> _Task inputs_
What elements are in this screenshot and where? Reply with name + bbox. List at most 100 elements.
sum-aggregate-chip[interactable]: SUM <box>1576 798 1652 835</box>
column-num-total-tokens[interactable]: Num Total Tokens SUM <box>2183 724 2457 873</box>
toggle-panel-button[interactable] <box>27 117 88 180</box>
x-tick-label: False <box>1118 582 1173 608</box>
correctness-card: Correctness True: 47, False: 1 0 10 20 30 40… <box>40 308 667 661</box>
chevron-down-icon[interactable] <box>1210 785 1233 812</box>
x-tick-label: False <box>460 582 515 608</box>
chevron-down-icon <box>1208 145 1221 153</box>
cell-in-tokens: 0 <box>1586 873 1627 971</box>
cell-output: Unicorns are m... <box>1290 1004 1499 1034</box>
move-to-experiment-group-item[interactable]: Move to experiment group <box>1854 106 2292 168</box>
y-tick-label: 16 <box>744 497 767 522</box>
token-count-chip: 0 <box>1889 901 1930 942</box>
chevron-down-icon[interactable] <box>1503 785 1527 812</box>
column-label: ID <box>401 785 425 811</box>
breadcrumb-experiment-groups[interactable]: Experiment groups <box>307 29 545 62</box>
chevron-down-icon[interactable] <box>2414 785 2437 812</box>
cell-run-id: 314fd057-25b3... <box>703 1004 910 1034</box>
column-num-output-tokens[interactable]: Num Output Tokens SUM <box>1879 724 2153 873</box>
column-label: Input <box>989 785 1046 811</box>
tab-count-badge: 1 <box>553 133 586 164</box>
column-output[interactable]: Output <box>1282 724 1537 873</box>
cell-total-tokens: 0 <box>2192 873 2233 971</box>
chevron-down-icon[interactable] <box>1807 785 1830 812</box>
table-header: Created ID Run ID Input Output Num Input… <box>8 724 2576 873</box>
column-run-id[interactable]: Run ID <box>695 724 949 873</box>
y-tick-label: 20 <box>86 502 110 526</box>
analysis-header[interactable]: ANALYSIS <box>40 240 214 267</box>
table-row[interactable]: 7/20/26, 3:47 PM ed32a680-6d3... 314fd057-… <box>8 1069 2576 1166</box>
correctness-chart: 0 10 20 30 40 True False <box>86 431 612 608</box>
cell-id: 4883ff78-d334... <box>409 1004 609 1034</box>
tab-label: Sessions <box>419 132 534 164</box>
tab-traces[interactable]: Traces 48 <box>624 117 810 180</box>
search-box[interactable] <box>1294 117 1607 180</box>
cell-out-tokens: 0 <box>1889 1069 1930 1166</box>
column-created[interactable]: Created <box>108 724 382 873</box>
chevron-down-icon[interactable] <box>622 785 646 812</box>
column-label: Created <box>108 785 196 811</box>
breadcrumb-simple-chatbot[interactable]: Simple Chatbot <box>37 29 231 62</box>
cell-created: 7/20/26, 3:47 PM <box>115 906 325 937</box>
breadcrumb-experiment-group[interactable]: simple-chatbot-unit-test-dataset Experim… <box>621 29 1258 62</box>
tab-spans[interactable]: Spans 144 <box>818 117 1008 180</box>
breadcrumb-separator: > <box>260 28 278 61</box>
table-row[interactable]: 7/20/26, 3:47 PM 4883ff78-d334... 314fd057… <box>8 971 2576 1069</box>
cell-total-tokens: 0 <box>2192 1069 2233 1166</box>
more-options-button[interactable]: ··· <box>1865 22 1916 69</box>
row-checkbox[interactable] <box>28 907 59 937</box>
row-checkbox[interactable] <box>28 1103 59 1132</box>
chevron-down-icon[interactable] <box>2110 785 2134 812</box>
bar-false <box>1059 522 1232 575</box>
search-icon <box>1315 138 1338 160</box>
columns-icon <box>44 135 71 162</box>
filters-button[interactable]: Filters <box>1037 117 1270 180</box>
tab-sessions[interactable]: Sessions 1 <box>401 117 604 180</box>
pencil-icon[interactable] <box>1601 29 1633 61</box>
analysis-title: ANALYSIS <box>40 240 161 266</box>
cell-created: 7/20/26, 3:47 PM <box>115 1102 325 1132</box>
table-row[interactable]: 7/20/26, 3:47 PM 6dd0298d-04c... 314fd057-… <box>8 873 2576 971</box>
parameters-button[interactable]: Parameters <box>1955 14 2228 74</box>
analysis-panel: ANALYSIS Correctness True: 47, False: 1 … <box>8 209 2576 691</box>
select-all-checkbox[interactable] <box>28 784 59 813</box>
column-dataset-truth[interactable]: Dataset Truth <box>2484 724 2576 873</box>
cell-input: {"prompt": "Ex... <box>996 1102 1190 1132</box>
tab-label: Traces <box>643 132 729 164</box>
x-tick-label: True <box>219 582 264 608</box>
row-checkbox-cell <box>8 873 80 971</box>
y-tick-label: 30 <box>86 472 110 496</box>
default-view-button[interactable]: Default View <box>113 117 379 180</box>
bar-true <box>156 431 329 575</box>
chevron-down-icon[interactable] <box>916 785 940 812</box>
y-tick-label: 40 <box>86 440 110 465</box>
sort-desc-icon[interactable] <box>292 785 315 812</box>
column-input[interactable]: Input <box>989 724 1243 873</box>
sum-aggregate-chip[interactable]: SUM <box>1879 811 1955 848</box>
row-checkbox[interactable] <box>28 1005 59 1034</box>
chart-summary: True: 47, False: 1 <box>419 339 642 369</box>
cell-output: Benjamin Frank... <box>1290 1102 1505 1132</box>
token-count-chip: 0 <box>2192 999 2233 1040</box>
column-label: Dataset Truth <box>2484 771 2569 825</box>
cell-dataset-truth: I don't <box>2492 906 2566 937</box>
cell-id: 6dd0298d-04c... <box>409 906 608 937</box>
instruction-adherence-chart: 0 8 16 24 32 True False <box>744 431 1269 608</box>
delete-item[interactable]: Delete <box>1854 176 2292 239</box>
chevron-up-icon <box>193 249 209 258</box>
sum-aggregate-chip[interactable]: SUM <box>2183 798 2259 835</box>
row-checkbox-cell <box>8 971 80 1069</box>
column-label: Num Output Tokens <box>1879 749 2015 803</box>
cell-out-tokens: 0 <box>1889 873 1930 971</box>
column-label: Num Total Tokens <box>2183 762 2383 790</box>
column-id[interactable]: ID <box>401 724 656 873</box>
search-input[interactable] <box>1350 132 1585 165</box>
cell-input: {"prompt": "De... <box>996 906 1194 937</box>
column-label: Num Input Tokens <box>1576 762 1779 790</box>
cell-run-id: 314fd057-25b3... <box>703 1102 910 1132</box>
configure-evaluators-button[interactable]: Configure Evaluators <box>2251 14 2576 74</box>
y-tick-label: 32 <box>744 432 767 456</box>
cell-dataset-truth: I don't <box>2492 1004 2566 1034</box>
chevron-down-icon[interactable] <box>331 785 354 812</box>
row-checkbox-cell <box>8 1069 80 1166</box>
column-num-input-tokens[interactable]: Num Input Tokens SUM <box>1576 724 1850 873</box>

> _Exercise brief_
Rewrite the rows so that every "chevron-down-icon" becomes "caret-down-icon", and keep every other character unchanged.

> _Task response_
What elements are in this screenshot and where? Reply with name + bbox. List at most 100 elements.
sum-aggregate-chip[interactable]: SUM <box>1576 798 1652 835</box>
column-num-total-tokens[interactable]: Num Total Tokens SUM <box>2183 724 2457 873</box>
toggle-panel-button[interactable] <box>27 117 88 180</box>
x-tick-label: False <box>1118 582 1173 608</box>
correctness-card: Correctness True: 47, False: 1 0 10 20 30 40… <box>40 308 667 661</box>
caret-down-icon[interactable] <box>1210 785 1233 812</box>
x-tick-label: False <box>460 582 515 608</box>
caret-down-icon <box>1208 145 1221 153</box>
cell-in-tokens: 0 <box>1586 873 1627 971</box>
cell-output: Unicorns are m... <box>1290 1004 1499 1034</box>
move-to-experiment-group-item[interactable]: Move to experiment group <box>1854 106 2292 168</box>
y-tick-label: 16 <box>744 497 767 522</box>
token-count-chip: 0 <box>1889 901 1930 942</box>
caret-down-icon[interactable] <box>1503 785 1527 812</box>
column-label: ID <box>401 785 425 811</box>
breadcrumb-experiment-groups[interactable]: Experiment groups <box>307 29 545 62</box>
caret-down-icon[interactable] <box>2414 785 2437 812</box>
cell-run-id: 314fd057-25b3... <box>703 1004 910 1034</box>
column-num-output-tokens[interactable]: Num Output Tokens SUM <box>1879 724 2153 873</box>
column-label: Input <box>989 785 1046 811</box>
tab-count-badge: 1 <box>553 133 586 164</box>
column-output[interactable]: Output <box>1282 724 1537 873</box>
cell-total-tokens: 0 <box>2192 873 2233 971</box>
caret-down-icon[interactable] <box>1807 785 1830 812</box>
table-header: Created ID Run ID Input Output Num Input… <box>8 724 2576 873</box>
column-run-id[interactable]: Run ID <box>695 724 949 873</box>
y-tick-label: 20 <box>86 502 110 526</box>
analysis-header[interactable]: ANALYSIS <box>40 240 214 267</box>
table-row[interactable]: 7/20/26, 3:47 PM ed32a680-6d3... 314fd057-… <box>8 1069 2576 1166</box>
correctness-chart: 0 10 20 30 40 True False <box>86 431 612 608</box>
cell-id: 4883ff78-d334... <box>409 1004 609 1034</box>
tab-label: Sessions <box>419 132 534 164</box>
tab-traces[interactable]: Traces 48 <box>624 117 810 180</box>
search-box[interactable] <box>1294 117 1607 180</box>
cell-out-tokens: 0 <box>1889 1069 1930 1166</box>
column-created[interactable]: Created <box>108 724 382 873</box>
caret-down-icon[interactable] <box>622 785 646 812</box>
column-label: Created <box>108 785 196 811</box>
breadcrumb-simple-chatbot[interactable]: Simple Chatbot <box>37 29 231 62</box>
cell-created: 7/20/26, 3:47 PM <box>115 906 325 937</box>
breadcrumb-experiment-group[interactable]: simple-chatbot-unit-test-dataset Experim… <box>621 29 1258 62</box>
tab-spans[interactable]: Spans 144 <box>818 117 1008 180</box>
breadcrumb-separator: > <box>260 28 278 61</box>
table-row[interactable]: 7/20/26, 3:47 PM 4883ff78-d334... 314fd057… <box>8 971 2576 1069</box>
cell-total-tokens: 0 <box>2192 1069 2233 1166</box>
more-options-button[interactable]: ··· <box>1865 22 1916 69</box>
row-checkbox[interactable] <box>28 907 59 937</box>
row-checkbox[interactable] <box>28 1103 59 1132</box>
caret-down-icon[interactable] <box>2110 785 2134 812</box>
bar-false <box>1059 522 1232 575</box>
search-icon <box>1315 138 1338 160</box>
columns-icon <box>44 135 71 162</box>
filters-button[interactable]: Filters <box>1037 117 1270 180</box>
tab-sessions[interactable]: Sessions 1 <box>401 117 604 180</box>
pencil-icon[interactable] <box>1601 29 1633 61</box>
analysis-title: ANALYSIS <box>40 240 161 266</box>
cell-created: 7/20/26, 3:47 PM <box>115 1102 325 1132</box>
table-row[interactable]: 7/20/26, 3:47 PM 6dd0298d-04c... 314fd057-… <box>8 873 2576 971</box>
parameters-button[interactable]: Parameters <box>1955 14 2228 74</box>
analysis-panel: ANALYSIS Correctness True: 47, False: 1 … <box>8 209 2576 691</box>
select-all-checkbox[interactable] <box>28 784 59 813</box>
column-dataset-truth[interactable]: Dataset Truth <box>2484 724 2576 873</box>
cell-input: {"prompt": "Ex... <box>996 1102 1190 1132</box>
tab-label: Traces <box>643 132 729 164</box>
x-tick-label: True <box>219 582 264 608</box>
row-checkbox-cell <box>8 873 80 971</box>
y-tick-label: 30 <box>86 472 110 496</box>
default-view-button[interactable]: Default View <box>113 117 379 180</box>
bar-true <box>156 431 329 575</box>
caret-down-icon[interactable] <box>916 785 940 812</box>
y-tick-label: 40 <box>86 440 110 465</box>
sort-desc-icon[interactable] <box>292 785 315 812</box>
column-input[interactable]: Input <box>989 724 1243 873</box>
sum-aggregate-chip[interactable]: SUM <box>1879 811 1955 848</box>
row-checkbox[interactable] <box>28 1005 59 1034</box>
chart-summary: True: 47, False: 1 <box>419 339 642 369</box>
cell-output: Benjamin Frank... <box>1290 1102 1505 1132</box>
token-count-chip: 0 <box>2192 999 2233 1040</box>
column-label: Dataset Truth <box>2484 771 2569 825</box>
cell-dataset-truth: I don't <box>2492 906 2566 937</box>
cell-id: 6dd0298d-04c... <box>409 906 608 937</box>
instruction-adherence-chart: 0 8 16 24 32 True False <box>744 431 1269 608</box>
delete-item[interactable]: Delete <box>1854 176 2292 239</box>
chevron-up-icon <box>193 249 209 258</box>
sum-aggregate-chip[interactable]: SUM <box>2183 798 2259 835</box>
row-checkbox-cell <box>8 971 80 1069</box>
column-label: Num Output Tokens <box>1879 749 2015 803</box>
cell-out-tokens: 0 <box>1889 873 1930 971</box>
column-label: Num Total Tokens <box>2183 762 2383 790</box>
column-id[interactable]: ID <box>401 724 656 873</box>
search-input[interactable] <box>1350 132 1585 165</box>
cell-input: {"prompt": "De... <box>996 906 1194 937</box>
column-label: Num Input Tokens <box>1576 762 1779 790</box>
cell-run-id: 314fd057-25b3... <box>703 1102 910 1132</box>
configure-evaluators-button[interactable]: Configure Evaluators <box>2251 14 2576 74</box>
y-tick-label: 32 <box>744 432 767 456</box>
cell-dataset-truth: I don't <box>2492 1004 2566 1034</box>
caret-down-icon[interactable] <box>331 785 354 812</box>
row-checkbox-cell <box>8 1069 80 1166</box>
column-num-input-tokens[interactable]: Num Input Tokens SUM <box>1576 724 1850 873</box>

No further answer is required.